All of the data below should be written out exactly.

═════ Records to process

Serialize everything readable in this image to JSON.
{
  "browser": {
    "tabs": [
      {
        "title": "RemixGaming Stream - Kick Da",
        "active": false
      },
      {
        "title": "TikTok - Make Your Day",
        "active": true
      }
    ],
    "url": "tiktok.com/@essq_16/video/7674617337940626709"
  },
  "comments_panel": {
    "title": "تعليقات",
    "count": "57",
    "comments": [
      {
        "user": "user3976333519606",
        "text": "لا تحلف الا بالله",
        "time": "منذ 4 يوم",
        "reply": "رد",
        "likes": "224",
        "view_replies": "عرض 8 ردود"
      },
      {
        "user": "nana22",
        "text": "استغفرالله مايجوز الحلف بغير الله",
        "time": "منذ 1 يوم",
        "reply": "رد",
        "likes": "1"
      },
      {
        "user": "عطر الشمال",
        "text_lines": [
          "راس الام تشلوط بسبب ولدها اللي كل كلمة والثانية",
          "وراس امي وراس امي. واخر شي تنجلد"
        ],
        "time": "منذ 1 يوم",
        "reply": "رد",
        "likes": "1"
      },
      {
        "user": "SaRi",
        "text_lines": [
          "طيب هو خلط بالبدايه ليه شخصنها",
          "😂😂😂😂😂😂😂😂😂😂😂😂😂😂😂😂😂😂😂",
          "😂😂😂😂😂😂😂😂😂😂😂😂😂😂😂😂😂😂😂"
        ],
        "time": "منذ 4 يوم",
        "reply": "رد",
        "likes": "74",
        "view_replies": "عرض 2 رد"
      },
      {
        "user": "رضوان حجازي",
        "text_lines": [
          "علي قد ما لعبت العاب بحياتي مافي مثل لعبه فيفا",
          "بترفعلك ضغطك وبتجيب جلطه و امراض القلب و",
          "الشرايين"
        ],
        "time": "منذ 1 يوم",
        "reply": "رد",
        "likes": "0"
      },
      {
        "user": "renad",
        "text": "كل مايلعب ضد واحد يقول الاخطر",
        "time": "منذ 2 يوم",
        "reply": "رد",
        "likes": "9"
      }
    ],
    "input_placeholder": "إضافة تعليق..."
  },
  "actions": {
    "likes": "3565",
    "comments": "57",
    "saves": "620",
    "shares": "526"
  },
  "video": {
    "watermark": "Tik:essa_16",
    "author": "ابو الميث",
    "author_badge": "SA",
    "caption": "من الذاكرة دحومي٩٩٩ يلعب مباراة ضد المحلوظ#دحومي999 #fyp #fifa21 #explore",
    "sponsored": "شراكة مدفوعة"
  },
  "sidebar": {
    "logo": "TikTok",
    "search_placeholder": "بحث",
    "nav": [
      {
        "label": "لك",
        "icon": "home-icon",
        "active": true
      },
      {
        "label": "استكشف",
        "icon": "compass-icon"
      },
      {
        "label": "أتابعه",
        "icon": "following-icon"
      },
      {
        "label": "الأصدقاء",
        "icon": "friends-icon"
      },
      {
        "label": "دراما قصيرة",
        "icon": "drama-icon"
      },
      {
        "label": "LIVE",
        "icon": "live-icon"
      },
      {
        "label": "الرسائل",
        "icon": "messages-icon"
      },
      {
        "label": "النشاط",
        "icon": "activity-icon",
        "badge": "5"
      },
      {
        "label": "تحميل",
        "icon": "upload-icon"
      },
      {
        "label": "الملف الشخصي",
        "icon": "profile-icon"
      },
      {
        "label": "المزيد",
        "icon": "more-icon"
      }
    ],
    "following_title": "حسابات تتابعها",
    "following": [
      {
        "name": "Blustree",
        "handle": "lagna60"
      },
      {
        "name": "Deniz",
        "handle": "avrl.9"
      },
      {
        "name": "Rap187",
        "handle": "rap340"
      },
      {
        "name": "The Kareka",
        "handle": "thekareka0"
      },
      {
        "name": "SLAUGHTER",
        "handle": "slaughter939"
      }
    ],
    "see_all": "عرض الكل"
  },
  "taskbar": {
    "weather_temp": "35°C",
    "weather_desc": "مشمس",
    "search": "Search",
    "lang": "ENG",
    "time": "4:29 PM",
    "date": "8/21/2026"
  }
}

══════════

Result of this exercise
Serialize everything readable in this image to JSON.
{
  "browser": {
    "tabs": [
      {
        "title": "RemixGaming Stream - Kick Da",
        "active": false
      },
      {
        "title": "TikTok - Make Your Day",
        "active": true
      }
    ],
    "url": "tiktok.com/@essq_16/video/7674617337940626709"
  },
  "comments_panel": {
    "title": "تعليقات",
    "count": "57",
    "comments": [
      {
        "user": "user3976333519606",
        "text": "لا تحلف الا بالله",
        "time": "منذ 4 يوم",
        "reply": "رد",
        "likes": "224",
        "view_replies": "عرض 8 ردود"
      },
      {
        "user": "nana22",
        "text": "استغفرالله مايجوز الحلف بغير الله",
        "time": "منذ 1 يوم",
        "reply": "رد",
        "likes": "1"
      },
      {
        "user": "عطر الشمال",
        "text_lines": [
          "راس الام تشلوط بسبب ولدها اللي كل كلمة والثانية",
          "وراس امي وراس امي. واخر شي تنجلد"
        ],
        "time": "منذ 1 يوم",
        "reply": "رد",
        "likes": "1"
      },
      {
        "user": "SaRi",
        "text_lines": [
          "طيب هو خلط بالبدايه ليه شخصنها",
          "😂😂😂😂😂😂😂😂😂😂😂😂😂😂😂😂😂😂😂",
          "😂😂😂😂😂😂😂😂😂😂😂😂😂😂😂😂😂😂😂"
        ],
        "time": "منذ 4 يوم",
        "reply": "رد",
        "likes": "74",
        "view_replies": "عرض 2 رد"
      },
      {
        "user": "رضوان حجازي",
        "text_lines": [
          "علي قد ما لعبت العاب بحياتي مافي مثل لعبه فيفا",
          "بترفعلك ضغطك وبتجيب جلطه و امراض القلب و",
          "الشرايين"
        ],
        "time": "منذ 1 يوم",
        "reply": "رد",
        "likes": "0"
      },
      {
        "user": "renad",
        "text": "كل مايلعب ضد واحد يقول الاخطر",
        "time": "منذ 2 يوم",
        "reply": "رد",
        "likes": "9"
      }
    ],
    "input_placeholder": "إضافة تعليق..."
  },
  "actions": {
    "likes": "3565",
    "comments": "57",
    "saves": "620",
    "shares": "526"
  },
  "video": {
    "watermark": "Tik:essa_16",
    "author": "ابو الميث",
    "author_badge": "SA",
    "caption": "من الذاكرة دحومي٩٩٩ يلعب مباراة ضد المحلوظ#دحومي999 #fyp #fifa21 #explore",
    "sponsored": "شراكة مدفوعة"
  },
  "sidebar": {
    "logo": "TikTok",
    "search_placeholder": "بحث",
    "nav": [
      {
        "label": "لك",
        "icon": "home-icon",
        "active": true
      },
      {
        "label": "استكشف",
        "icon": "compass-icon"
      },
      {
        "label": "أتابعه",
        "icon": "following-icon"
      },
      {
        "label": "الأصدقاء",
        "icon": "friends-icon"
      },
      {
        "label": "دراما قصيرة",
        "icon": "drama-icon"
      },
      {
        "label": "LIVE",
        "icon": "live-icon"
      },
      {
        "label": "الرسائل",
        "icon": "messages-icon"
      },
      {
        "label": "النشاط",
        "icon": "activity-icon",
        "badge": "5"
      },
      {
        "label": "تحميل",
        "icon": "upload-icon"
      },
      {
        "label": "الملف الشخصي",
        "icon": "profile-icon"
      },
      {
        "label": "المزيد",
        "icon": "more-icon"
      }
    ],
    "following_title": "حسابات تتابعها",
    "following": [
      {
        "name": "Blustree",
        "handle": "lagna60"
      },
      {
        "name": "Deniz",
        "handle": "avrl.9"
      },
      {
        "name": "Rap187",
        "handle": "rap340"
      },
      {
        "name": "The Kareka",
        "handle": "thekareka0"
      },
      {
        "name": "SLAUGHTER",
        "handle": "slaughter939"
      }
    ],
    "see_all": "عرض الكل"
  },
  "taskbar": {
    "weather_temp": "35°C",
    "weather_desc": "مشمس",
    "search": "Search",
    "lang": "ENG",
    "time": "4:29 PM",
    "date": "8/21/2026"
  }
}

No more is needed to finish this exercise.